─── Materials provided ───
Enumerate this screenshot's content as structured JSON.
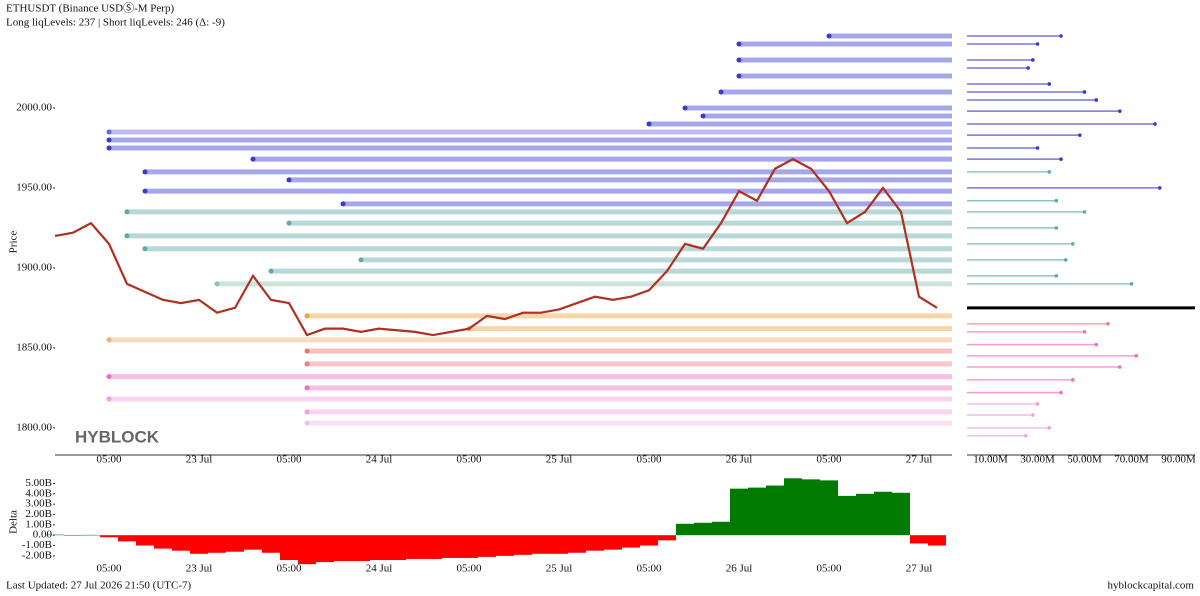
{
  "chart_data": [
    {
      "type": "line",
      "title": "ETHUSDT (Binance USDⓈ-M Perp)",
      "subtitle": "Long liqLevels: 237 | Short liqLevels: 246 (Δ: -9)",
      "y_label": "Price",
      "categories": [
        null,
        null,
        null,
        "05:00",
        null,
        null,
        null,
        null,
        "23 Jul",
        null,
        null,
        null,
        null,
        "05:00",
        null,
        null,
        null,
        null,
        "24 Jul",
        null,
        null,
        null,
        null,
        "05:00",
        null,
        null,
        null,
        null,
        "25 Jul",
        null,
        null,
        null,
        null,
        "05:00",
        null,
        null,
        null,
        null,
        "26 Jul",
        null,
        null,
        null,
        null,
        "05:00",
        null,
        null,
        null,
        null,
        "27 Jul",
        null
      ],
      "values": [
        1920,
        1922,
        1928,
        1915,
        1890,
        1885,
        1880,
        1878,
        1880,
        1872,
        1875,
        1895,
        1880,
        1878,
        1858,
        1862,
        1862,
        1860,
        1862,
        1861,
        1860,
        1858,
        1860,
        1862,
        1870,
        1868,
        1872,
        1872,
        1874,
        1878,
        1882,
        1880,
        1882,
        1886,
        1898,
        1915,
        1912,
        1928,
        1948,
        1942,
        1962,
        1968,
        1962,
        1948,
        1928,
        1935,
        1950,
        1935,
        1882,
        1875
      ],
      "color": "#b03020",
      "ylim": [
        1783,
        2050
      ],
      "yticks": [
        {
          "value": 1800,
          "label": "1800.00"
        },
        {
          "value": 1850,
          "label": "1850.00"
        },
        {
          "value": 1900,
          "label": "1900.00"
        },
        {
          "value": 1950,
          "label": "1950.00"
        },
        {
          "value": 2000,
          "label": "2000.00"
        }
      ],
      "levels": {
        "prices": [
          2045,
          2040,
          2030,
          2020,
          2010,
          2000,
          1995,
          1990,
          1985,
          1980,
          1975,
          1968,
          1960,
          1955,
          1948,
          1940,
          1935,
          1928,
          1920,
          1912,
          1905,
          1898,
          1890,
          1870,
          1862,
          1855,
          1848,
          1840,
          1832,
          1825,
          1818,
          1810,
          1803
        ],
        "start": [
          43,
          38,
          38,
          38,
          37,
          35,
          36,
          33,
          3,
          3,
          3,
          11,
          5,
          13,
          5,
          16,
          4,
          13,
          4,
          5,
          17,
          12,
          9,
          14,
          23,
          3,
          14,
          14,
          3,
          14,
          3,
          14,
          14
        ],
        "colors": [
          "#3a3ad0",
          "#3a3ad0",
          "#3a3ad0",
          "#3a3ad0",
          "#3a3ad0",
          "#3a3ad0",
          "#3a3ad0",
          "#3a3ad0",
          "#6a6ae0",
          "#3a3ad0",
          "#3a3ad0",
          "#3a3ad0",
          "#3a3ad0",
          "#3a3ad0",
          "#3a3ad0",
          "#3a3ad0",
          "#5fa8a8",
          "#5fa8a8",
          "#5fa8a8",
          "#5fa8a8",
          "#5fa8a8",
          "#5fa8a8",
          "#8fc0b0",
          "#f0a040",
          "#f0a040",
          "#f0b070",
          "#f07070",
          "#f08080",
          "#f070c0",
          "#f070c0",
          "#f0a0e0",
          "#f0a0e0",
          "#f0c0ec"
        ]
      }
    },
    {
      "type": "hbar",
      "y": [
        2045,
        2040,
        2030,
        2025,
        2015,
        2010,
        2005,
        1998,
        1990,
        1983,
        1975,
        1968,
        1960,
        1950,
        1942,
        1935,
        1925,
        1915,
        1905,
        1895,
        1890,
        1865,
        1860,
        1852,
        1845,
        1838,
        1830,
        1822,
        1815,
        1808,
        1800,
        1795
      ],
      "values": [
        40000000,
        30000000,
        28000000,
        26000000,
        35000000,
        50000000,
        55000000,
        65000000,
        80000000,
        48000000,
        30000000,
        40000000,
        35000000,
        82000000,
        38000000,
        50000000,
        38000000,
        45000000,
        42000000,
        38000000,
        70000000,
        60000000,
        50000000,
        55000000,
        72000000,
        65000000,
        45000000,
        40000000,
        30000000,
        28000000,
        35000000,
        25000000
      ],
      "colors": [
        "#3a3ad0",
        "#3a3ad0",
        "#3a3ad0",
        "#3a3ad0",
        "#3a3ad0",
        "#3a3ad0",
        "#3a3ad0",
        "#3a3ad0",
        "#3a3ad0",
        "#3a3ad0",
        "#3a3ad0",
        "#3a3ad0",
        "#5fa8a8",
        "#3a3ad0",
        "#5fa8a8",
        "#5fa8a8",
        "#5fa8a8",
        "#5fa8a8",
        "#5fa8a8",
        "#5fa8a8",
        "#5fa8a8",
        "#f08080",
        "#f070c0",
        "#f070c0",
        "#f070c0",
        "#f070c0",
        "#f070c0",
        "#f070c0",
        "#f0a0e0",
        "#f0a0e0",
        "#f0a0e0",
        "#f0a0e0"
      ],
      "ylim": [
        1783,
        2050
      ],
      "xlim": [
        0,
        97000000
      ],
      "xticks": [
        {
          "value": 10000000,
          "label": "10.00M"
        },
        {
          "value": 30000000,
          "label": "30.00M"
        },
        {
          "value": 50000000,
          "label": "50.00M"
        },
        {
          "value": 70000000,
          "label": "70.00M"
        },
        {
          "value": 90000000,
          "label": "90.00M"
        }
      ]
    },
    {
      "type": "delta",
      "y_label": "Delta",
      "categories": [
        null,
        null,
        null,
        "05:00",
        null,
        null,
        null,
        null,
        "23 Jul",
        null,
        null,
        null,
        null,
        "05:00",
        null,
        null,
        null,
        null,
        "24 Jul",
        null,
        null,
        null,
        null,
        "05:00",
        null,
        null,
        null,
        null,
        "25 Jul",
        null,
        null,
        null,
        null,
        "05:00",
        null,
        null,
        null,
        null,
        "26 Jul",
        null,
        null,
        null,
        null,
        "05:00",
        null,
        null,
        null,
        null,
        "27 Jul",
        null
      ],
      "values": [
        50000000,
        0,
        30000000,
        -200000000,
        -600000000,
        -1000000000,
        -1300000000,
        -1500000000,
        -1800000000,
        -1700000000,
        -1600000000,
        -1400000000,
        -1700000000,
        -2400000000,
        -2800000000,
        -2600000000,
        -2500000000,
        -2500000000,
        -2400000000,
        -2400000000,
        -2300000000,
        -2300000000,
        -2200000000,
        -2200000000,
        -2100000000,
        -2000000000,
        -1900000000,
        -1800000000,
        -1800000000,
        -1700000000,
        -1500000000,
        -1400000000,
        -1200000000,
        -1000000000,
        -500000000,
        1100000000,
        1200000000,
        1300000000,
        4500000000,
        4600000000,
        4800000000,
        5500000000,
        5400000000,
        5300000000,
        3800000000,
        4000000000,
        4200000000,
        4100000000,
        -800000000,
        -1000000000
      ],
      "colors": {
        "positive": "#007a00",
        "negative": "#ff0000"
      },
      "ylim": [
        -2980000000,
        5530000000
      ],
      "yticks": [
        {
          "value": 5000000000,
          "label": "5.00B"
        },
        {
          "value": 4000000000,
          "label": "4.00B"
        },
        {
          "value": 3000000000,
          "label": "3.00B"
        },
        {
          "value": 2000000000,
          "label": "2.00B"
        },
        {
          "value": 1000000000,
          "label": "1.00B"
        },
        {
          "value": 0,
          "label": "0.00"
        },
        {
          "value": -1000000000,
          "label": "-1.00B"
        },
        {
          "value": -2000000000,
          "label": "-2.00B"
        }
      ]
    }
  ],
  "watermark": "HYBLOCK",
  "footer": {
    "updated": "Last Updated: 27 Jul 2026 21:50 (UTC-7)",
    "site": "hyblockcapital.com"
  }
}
───
─── Materials provided ───
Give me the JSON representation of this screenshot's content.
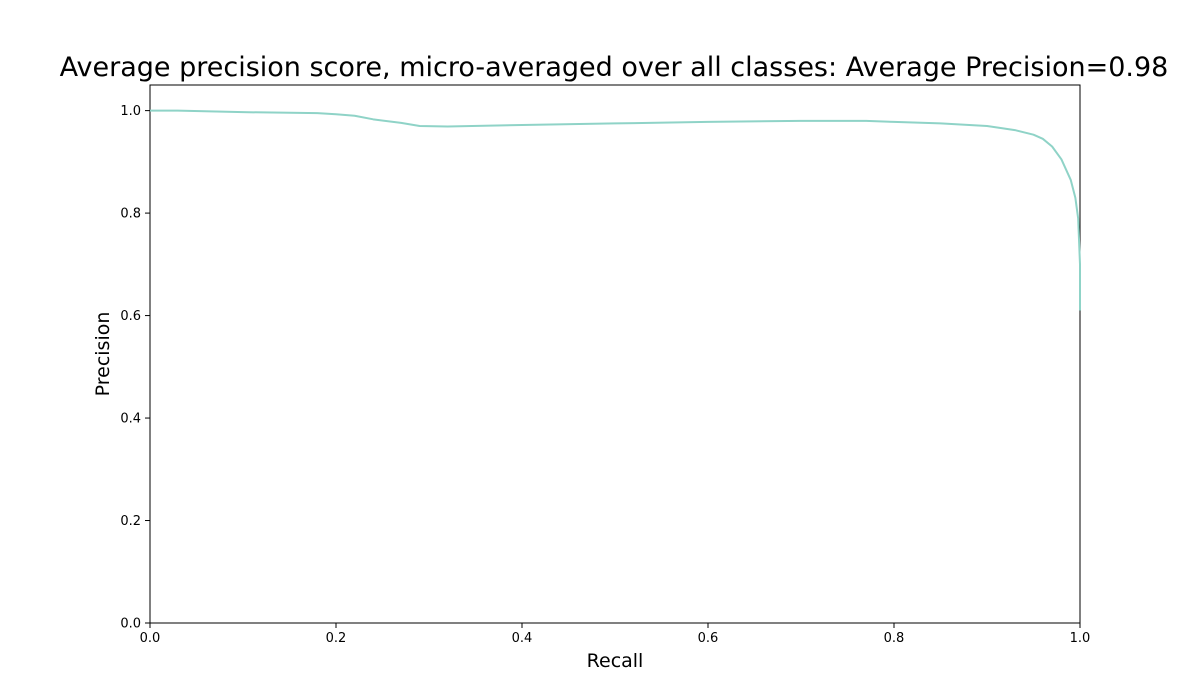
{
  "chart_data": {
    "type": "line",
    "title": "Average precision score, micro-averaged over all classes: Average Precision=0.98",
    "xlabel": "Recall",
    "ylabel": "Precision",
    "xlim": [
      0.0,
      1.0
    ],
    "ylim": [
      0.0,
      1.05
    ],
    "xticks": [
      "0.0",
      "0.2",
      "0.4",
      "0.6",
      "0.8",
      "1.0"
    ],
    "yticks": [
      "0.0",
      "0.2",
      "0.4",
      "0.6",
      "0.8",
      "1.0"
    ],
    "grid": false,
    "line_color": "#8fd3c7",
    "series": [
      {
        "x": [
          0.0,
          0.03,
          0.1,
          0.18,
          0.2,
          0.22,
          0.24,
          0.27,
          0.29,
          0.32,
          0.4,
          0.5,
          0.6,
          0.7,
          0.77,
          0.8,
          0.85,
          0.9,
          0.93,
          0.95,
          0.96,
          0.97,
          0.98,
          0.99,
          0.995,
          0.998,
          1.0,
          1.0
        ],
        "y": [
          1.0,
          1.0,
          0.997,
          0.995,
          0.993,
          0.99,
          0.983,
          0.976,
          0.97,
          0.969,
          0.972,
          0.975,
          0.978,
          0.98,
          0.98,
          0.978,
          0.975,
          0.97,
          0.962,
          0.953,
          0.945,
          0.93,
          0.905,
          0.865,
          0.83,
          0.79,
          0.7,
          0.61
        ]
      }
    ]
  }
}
───
─── Materials provided ───
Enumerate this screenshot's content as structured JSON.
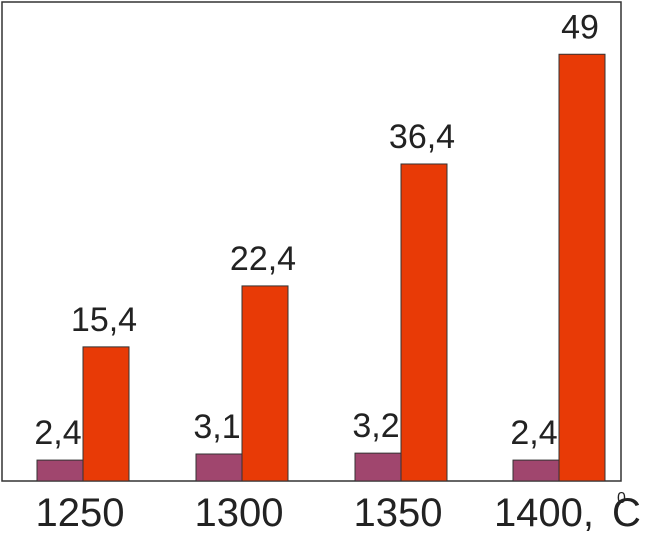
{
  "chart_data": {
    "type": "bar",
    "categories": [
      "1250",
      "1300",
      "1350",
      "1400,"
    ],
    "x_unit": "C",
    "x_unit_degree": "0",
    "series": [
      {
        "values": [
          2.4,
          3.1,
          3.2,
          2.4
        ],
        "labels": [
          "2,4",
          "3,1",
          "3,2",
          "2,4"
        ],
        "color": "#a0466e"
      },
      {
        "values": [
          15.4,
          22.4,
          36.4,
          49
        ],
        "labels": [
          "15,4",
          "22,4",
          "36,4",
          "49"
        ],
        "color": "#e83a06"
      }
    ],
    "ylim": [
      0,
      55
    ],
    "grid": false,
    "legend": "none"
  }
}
───
- What is needed
Pick out and copy the lines of the entries that hold the string "type".

- Task answer
      "type": "line",
      "type": "hbar",
      "type": "delta",
    "type": "line",
    "type": "bar",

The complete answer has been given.